[Recorded data]
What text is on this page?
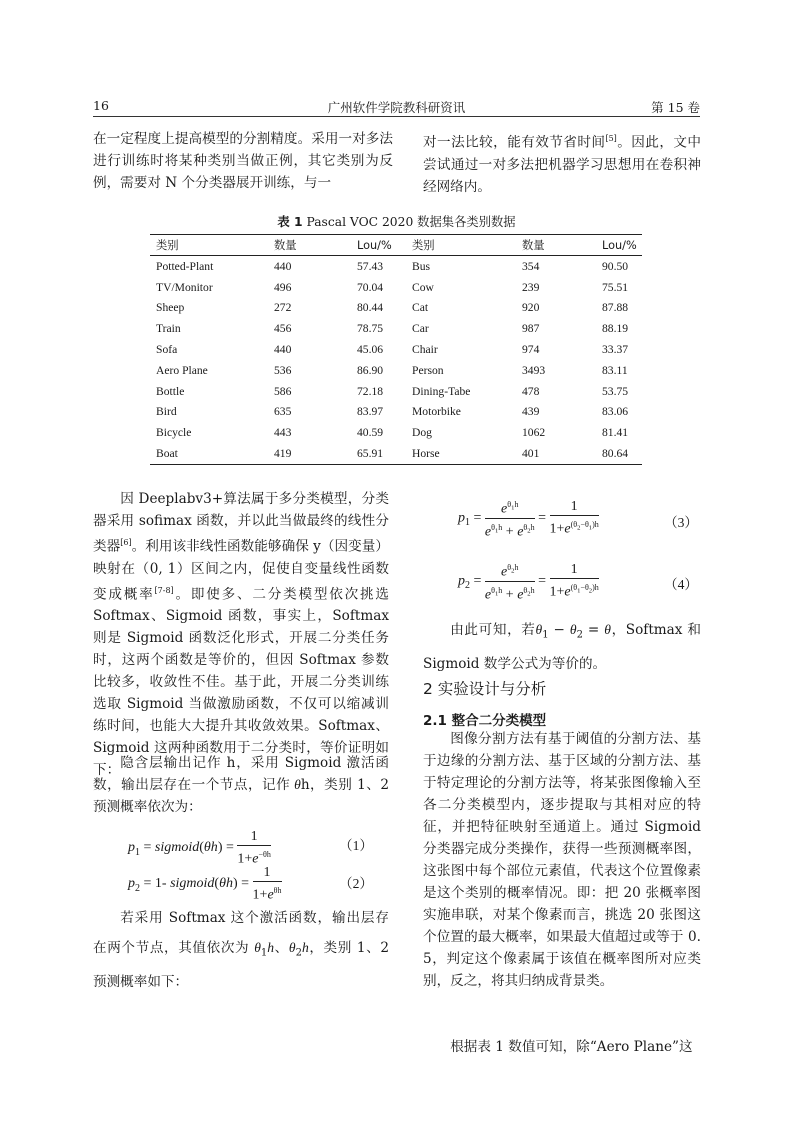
16	广州软件学院教科研资讯	第 15 卷

在一定程度上提高模型的分割精度。采用一对多法进行训练时将某种类别当做正例，其它类别为反例，需要对 N 个分类器展开训练，与一

对一法比较，能有效节省时间[5]。因此，文中尝试通过一对多法把机器学习思想用在卷积神经网络内。

表 1 Pascal VOC 2020 数据集各类别数据
类别	数量	Lou/%	类别	数量	Lou/%
Potted-Plant	440	57.43	Bus	354	90.50
TV/Monitor	496	70.04	Cow	239	75.51
Sheep	272	80.44	Cat	920	87.88
Train	456	78.75	Car	987	88.19
Sofa	440	45.06	Chair	974	33.37
Aero Plane	536	86.90	Person	3493	83.11
Bottle	586	72.18	Dining-Tabe	478	53.75
Bird	635	83.97	Motorbike	439	83.06
Bicycle	443	40.59	Dog	1062	81.41
Boat	419	65.91	Horse	401	80.64

因 Deeplabv3+算法属于多分类模型，分类器采用 sofimax 函数，并以此当做最终的线性分类器[6]。利用该非线性函数能够确保 y（因变量）映射在（0, 1）区间之内，促使自变量线性函数变成概率[7-8]。即使多、二分类模型依次挑选 Softmax、Sigmoid 函数，事实上，Softmax 则是 Sigmoid 函数泛化形式，开展二分类任务时，这两个函数是等价的，但因 Softmax 参数比较多，收敛性不佳。基于此，开展二分类训练选取 Sigmoid 当做激励函数，不仅可以缩减训练时间，也能大大提升其收敛效果。Softmax、Sigmoid 这两种函数用于二分类时，等价证明如下： 隐含层输出记作 h，采用 Sigmoid 激活函数，输出层存在一个节点，记作 θh，类别 1、2 预测概率依次为：

$p_1$ = sigmoid(θh) = $\frac{1}{1+e^{-\theta h}}$	（1）
$p_2 = 1-$ sigmoid(θh) = $\frac{1}{1+e^{\theta h}}$	（2）

若采用 Softmax 这个激活函数，输出层存在两个节点，其值依次为 $\theta_1h$、$\theta_2h$，类别 1、2 预测概率如下：

$p_1 = \frac{e^{\theta_1h}}{e^{\theta_1h} + e^{\theta_2h}} = \frac{1}{1+e^{(\theta_2-\theta_1)h}}$	（3）
$p_2 = \frac{e^{\theta_2h}}{e^{\theta_1h} + e^{\theta_2h}} = \frac{1}{1+e^{(\theta_1-\theta_2)h}}$	（4）

由此可知，若$\theta_1 - \theta_2 = \theta$，Softmax 和 Sigmoid 数学公式为等价的。

2 实验设计与分析
2.1 整合二分类模型

图像分割方法有基于阈值的分割方法、基于边缘的分割方法、基于区域的分割方法、基于特定理论的分割方法等，将某张图像输入至各二分类模型内，逐步提取与其相对应的特征，并把特征映射至通道上。通过 Sigmoid 分类器完成分类操作，获得一些预测概率图，这张图中每个部位元素值，代表这个位置像素是这个类别的概率情况。即：把 20 张概率图实施串联，对某个像素而言，挑选 20 张图这个位置的最大概率，如果最大值超过或等于 0. 5，判定这个像素属于该值在概率图所对应类别，反之，将其归纳成背景类。

根据表 1 数值可知，除“Aero Plane”这
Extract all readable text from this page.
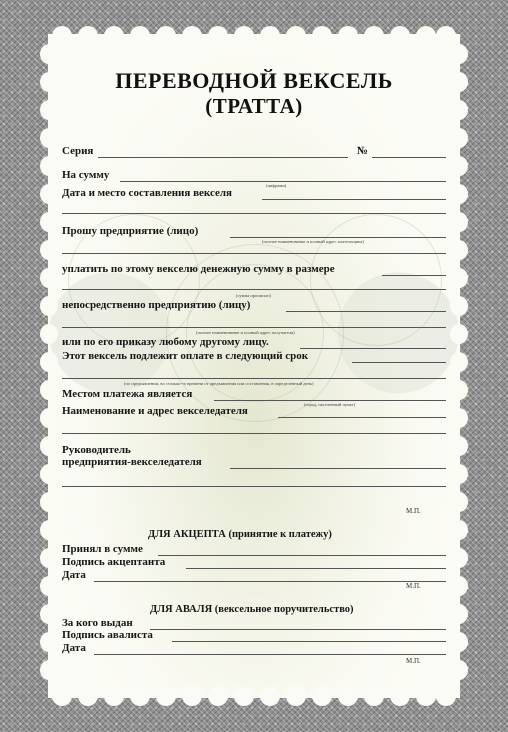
ПЕРЕВОДНОЙ ВЕКСЕЛЬ
(ТРАТТА)
Серия	№
На сумму
(цифрами)
Дата и место составления векселя
Прошу предприятие (лицо)
(полное наименование и полный адрес плательщика)
уплатить по этому векселю денежную сумму в размере
(сумма прописью)
непосредственно предприятию (лицу)
(полное наименование и полный адрес получателя)
или по его приказу любому другому лицу.
Этот вексель подлежит оплате в следующий срок
(по предъявлении, во столько-то времени от предъявления или составления, в определенный день)
Местом платежа является
(город, населенный пункт)
Наименование и адрес векселедателя
Руководитель
предприятия-векселедателя
М.П.
ДЛЯ АКЦЕПТА (принятие к платежу)
Принял в сумме
Подпись акцептанта
Дата
М.П.
ДЛЯ АВАЛЯ (вексельное поручительство)
За кого выдан
Подпись авалиста
Дата
М.П.
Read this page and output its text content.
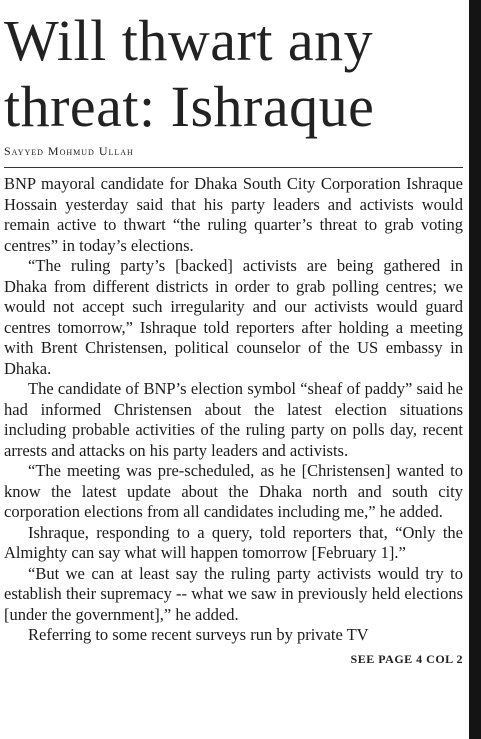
Will thwart any
threat: Ishraque
Sayyed Mohmud Ullah

BNP mayoral candidate for Dhaka South City Corporation Ishraque Hossain yesterday said that his party leaders and activists would remain active to thwart “the ruling quarter’s threat to grab voting centres” in today’s elections.

“The ruling party’s [backed] activists are being gathered in Dhaka from different districts in order to grab polling centres; we would not accept such irregularity and our activists would guard centres tomorrow,” Ishraque told reporters after holding a meeting with Brent Christensen, political counselor of the US embassy in Dhaka.

The candidate of BNP’s election symbol “sheaf of paddy” said he had informed Christensen about the latest election situations including probable activities of the ruling party on polls day, recent arrests and attacks on his party leaders and activists.

“The meeting was pre-scheduled, as he [Christensen] wanted to know the latest update about the Dhaka north and south city corporation elections from all candidates including me,” he added.

Ishraque, responding to a query, told reporters that, “Only the Almighty can say what will happen tomorrow [February 1].”

“But we can at least say the ruling party activists would try to establish their supremacy -- what we saw in previously held elections [under the government],” he added.

Referring to some recent surveys run by private TV

SEE PAGE 4 COL 2
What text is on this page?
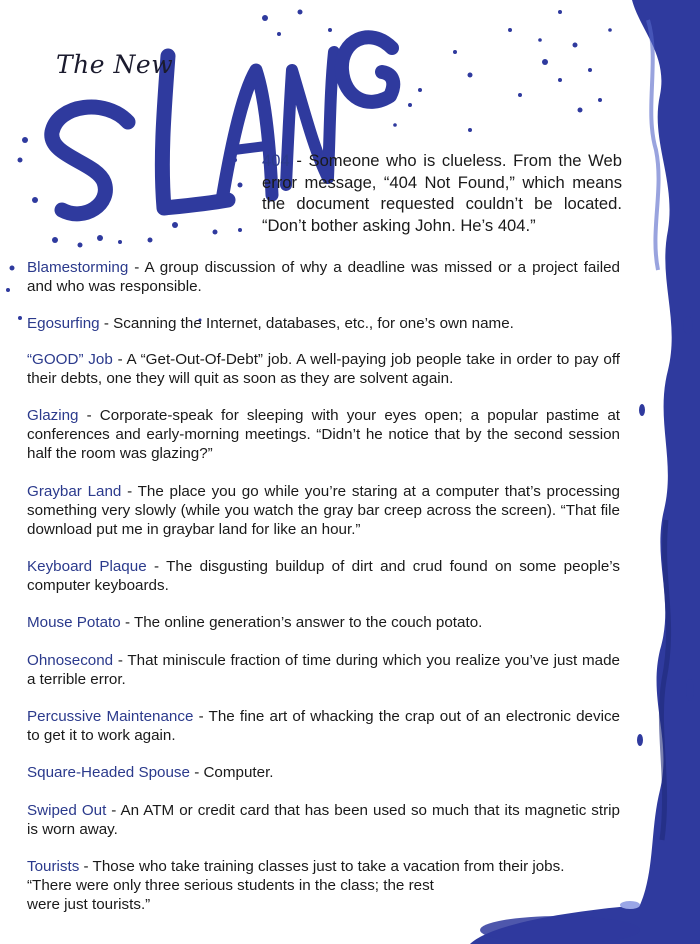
The New

404 - Someone who is clueless. From the Web error message, “404 Not Found,” which means the document requested couldn’t be located. “Don’t bother asking John. He’s 404.”

Blamestorming - A group discussion of why a deadline was missed or a project failed and who was responsible.

Egosurfing - Scanning the Internet, databases, etc., for one’s own name.

“GOOD” Job - A “Get-Out-Of-Debt” job. A well-paying job people take in order to pay off their debts, one they will quit as soon as they are solvent again.

Glazing - Corporate-speak for sleeping with your eyes open; a popular pastime at conferences and early-morning meetings. “Didn’t he notice that by the second session half the room was glazing?”

Graybar Land - The place you go while you’re staring at a computer that’s processing something very slowly (while you watch the gray bar creep across the screen). “That file download put me in graybar land for like an hour.”

Keyboard Plaque - The disgusting buildup of dirt and crud found on some people’s computer keyboards.

Mouse Potato - The online generation’s answer to the couch potato.

Ohnosecond - That miniscule fraction of time during which you realize you’ve just made a terrible error.

Percussive Maintenance - The fine art of whacking the crap out of an electronic device to get it to work again.

Square-Headed Spouse - Computer.

Swiped Out - An ATM or credit card that has been used so much that its magnetic strip is worn away.

Tourists - Those who take training classes just to take a vacation from their jobs.
“There were only three serious students in the class; the rest
were just tourists.”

-- Prompt --
What you return should match the records above word for word, minus the pictures.

-- Exercise solution --
What text is on this page?
16	广州软件学院教科研资讯	第 15 卷

在一定程度上提高模型的分割精度。采用一对多法进行训练时将某种类别当做正例，其它类别为反例，需要对 N 个分类器展开训练，与一

对一法比较，能有效节省时间[5]。因此，文中尝试通过一对多法把机器学习思想用在卷积神经网络内。

表 1 Pascal VOC 2020 数据集各类别数据
类别	数量	Lou/%	类别	数量	Lou/%
Potted-Plant	440	57.43	Bus	354	90.50
TV/Monitor	496	70.04	Cow	239	75.51
Sheep	272	80.44	Cat	920	87.88
Train	456	78.75	Car	987	88.19
Sofa	440	45.06	Chair	974	33.37
Aero Plane	536	86.90	Person	3493	83.11
Bottle	586	72.18	Dining-Tabe	478	53.75
Bird	635	83.97	Motorbike	439	83.06
Bicycle	443	40.59	Dog	1062	81.41
Boat	419	65.91	Horse	401	80.64

因 Deeplabv3+算法属于多分类模型，分类器采用 sofimax 函数，并以此当做最终的线性分类器[6]。利用该非线性函数能够确保 y（因变量）映射在（0, 1）区间之内，促使自变量线性函数变成概率[7-8]。即使多、二分类模型依次挑选 Softmax、Sigmoid 函数，事实上，Softmax 则是 Sigmoid 函数泛化形式，开展二分类任务时，这两个函数是等价的，但因 Softmax 参数比较多，收敛性不佳。基于此，开展二分类训练选取 Sigmoid 当做激励函数，不仅可以缩减训练时间，也能大大提升其收敛效果。Softmax、Sigmoid 这两种函数用于二分类时，等价证明如下： 隐含层输出记作 h，采用 Sigmoid 激活函数，输出层存在一个节点，记作 θh，类别 1、2 预测概率依次为：

$p_1$ = sigmoid(θh) = $\frac{1}{1+e^{-\theta h}}$	（1）
$p_2 = 1-$ sigmoid(θh) = $\frac{1}{1+e^{\theta h}}$	（2）

若采用 Softmax 这个激活函数，输出层存在两个节点，其值依次为 $\theta_1h$、$\theta_2h$，类别 1、2 预测概率如下：

$p_1 = \frac{e^{\theta_1h}}{e^{\theta_1h} + e^{\theta_2h}} = \frac{1}{1+e^{(\theta_2-\theta_1)h}}$	（3）
$p_2 = \frac{e^{\theta_2h}}{e^{\theta_1h} + e^{\theta_2h}} = \frac{1}{1+e^{(\theta_1-\theta_2)h}}$	（4）

由此可知，若$\theta_1 - \theta_2 = \theta$，Softmax 和 Sigmoid 数学公式为等价的。

2 实验设计与分析
2.1 整合二分类模型

图像分割方法有基于阈值的分割方法、基于边缘的分割方法、基于区域的分割方法、基于特定理论的分割方法等，将某张图像输入至各二分类模型内，逐步提取与其相对应的特征，并把特征映射至通道上。通过 Sigmoid 分类器完成分类操作，获得一些预测概率图，这张图中每个部位元素值，代表这个位置像素是这个类别的概率情况。即：把 20 张概率图实施串联，对某个像素而言，挑选 20 张图这个位置的最大概率，如果最大值超过或等于 0. 5，判定这个像素属于该值在概率图所对应类别，反之，将其归纳成背景类。

根据表 1 数值可知，除“Aero Plane”这
Extract all readable text from this page.
ПЕРЕВОДНОЙ ВЕКСЕЛЬ
(ТРАТТА)
Серия	№
На сумму
(цифрами)
Дата и место составления векселя
Прошу предприятие (лицо)
(полное наименование и полный адрес плательщика)
уплатить по этому векселю денежную сумму в размере
(сумма прописью)
непосредственно предприятию (лицу)
(полное наименование и полный адрес получателя)
или по его приказу любому другому лицу.
Этот вексель подлежит оплате в следующий срок
(по предъявлении, во столько-то времени от предъявления или составления, в определенный день)
Местом платежа является
(город, населенный пункт)
Наименование и адрес векселедателя
Руководитель
предприятия-векселедателя
М.П.
ДЛЯ АКЦЕПТА (принятие к платежу)
Принял в сумме
Подпись акцептанта
Дата
М.П.
ДЛЯ АВАЛЯ (вексельное поручительство)
За кого выдан
Подпись авалиста
Дата
М.П.
Read this page and output its text content.
Will thwart any
threat: Ishraque
Sayyed Mohmud Ullah

BNP mayoral candidate for Dhaka South City Corporation Ishraque Hossain yesterday said that his party leaders and activists would remain active to thwart “the ruling quarter’s threat to grab voting centres” in today’s elections.

“The ruling party’s [backed] activists are being gathered in Dhaka from different districts in order to grab polling centres; we would not accept such irregularity and our activists would guard centres tomorrow,” Ishraque told reporters after holding a meeting with Brent Christensen, political counselor of the US embassy in Dhaka.

The candidate of BNP’s election symbol “sheaf of paddy” said he had informed Christensen about the latest election situations including probable activities of the ruling party on polls day, recent arrests and attacks on his party leaders and activists.

“The meeting was pre-scheduled, as he [Christensen] wanted to know the latest update about the Dhaka north and south city corporation elections from all candidates including me,” he added.

Ishraque, responding to a query, told reporters that, “Only the Almighty can say what will happen tomorrow [February 1].”

“But we can at least say the ruling party activists would try to establish their supremacy -- what we saw in previously held elections [under the government],” he added.

Referring to some recent surveys run by private TV

SEE PAGE 4 COL 2
What text is on this page?
The New

404 - Someone who is clueless. From the Web error message, “404 Not Found,” which means the document requested couldn’t be located. “Don’t bother asking John. He’s 404.”

Blamestorming - A group discussion of why a deadline was missed or a project failed and who was responsible.

Egosurfing - Scanning the Internet, databases, etc., for one’s own name.

“GOOD” Job - A “Get-Out-Of-Debt” job. A well-paying job people take in order to pay off their debts, one they will quit as soon as they are solvent again.

Glazing - Corporate-speak for sleeping with your eyes open; a popular pastime at conferences and early-morning meetings. “Didn’t he notice that by the second session half the room was glazing?”

Graybar Land - The place you go while you’re staring at a computer that’s processing something very slowly (while you watch the gray bar creep across the screen). “That file download put me in graybar land for like an hour.”

Keyboard Plaque - The disgusting buildup of dirt and crud found on some people’s computer keyboards.

Mouse Potato - The online generation’s answer to the couch potato.

Ohnosecond - That miniscule fraction of time during which you realize you’ve just made a terrible error.

Percussive Maintenance - The fine art of whacking the crap out of an electronic device to get it to work again.

Square-Headed Spouse - Computer.

Swiped Out - An ATM or credit card that has been used so much that its magnetic strip is worn away.

Tourists - Those who take training classes just to take a vacation from their jobs.
“There were only three serious students in the class; the rest
were just tourists.”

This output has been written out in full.